Exercise directions: List each line of the data that holds the string "range".

START Exercise input

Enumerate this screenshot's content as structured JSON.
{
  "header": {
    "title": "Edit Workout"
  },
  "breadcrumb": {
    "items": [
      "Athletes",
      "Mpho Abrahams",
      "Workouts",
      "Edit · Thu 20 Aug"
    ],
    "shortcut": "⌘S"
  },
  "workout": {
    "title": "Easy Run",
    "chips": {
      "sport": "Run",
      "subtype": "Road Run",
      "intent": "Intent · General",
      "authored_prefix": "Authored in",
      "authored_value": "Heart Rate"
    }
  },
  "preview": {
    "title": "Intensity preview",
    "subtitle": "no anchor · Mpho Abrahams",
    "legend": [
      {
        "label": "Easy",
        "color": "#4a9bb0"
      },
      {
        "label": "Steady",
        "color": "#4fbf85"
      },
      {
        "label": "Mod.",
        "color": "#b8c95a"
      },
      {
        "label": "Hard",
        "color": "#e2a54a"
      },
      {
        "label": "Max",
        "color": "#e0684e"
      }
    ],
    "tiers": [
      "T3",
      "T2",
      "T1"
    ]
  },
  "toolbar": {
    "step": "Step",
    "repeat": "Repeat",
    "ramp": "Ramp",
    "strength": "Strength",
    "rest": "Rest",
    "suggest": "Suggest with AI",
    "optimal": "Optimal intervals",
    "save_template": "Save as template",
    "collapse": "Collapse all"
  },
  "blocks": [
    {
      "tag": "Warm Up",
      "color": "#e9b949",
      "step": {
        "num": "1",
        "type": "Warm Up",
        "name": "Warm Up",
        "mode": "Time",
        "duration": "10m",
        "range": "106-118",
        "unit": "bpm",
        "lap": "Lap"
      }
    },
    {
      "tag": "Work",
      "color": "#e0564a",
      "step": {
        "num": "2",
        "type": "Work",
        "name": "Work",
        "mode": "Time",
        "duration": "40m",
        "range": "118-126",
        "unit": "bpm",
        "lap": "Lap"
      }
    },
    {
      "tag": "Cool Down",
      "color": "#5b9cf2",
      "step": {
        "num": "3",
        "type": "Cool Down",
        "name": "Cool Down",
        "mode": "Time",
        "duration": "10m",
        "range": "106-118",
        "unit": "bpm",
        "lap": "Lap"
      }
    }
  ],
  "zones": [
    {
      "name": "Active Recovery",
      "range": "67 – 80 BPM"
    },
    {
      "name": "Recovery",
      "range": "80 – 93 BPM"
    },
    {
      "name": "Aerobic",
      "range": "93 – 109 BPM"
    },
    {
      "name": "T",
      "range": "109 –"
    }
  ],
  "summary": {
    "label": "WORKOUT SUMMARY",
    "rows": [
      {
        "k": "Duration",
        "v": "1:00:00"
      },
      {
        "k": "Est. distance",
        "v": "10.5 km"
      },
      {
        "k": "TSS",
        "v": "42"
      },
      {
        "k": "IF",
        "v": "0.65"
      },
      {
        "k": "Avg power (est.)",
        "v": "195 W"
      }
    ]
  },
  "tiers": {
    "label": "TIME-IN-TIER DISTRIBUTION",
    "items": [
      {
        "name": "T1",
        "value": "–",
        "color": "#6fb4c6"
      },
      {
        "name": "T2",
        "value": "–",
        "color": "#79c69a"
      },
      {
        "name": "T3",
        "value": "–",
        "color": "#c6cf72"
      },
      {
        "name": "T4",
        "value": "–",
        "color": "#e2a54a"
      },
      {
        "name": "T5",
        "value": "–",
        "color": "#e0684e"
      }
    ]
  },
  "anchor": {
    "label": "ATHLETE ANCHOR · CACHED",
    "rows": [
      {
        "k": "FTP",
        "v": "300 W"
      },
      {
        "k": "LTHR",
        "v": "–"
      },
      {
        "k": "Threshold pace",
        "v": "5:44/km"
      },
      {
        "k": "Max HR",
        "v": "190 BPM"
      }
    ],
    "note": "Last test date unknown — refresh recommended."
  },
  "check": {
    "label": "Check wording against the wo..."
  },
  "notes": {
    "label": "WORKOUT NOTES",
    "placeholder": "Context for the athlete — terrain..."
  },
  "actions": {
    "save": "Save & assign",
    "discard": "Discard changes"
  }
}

END Exercise input

Answer to the problem:
        "range": "106-118",
        "range": "118-126",
        "range": "106-118",
      "range": "67 – 80 BPM"
      "range": "80 – 93 BPM"
      "range": "93 – 109 BPM"
      "range": "109 –"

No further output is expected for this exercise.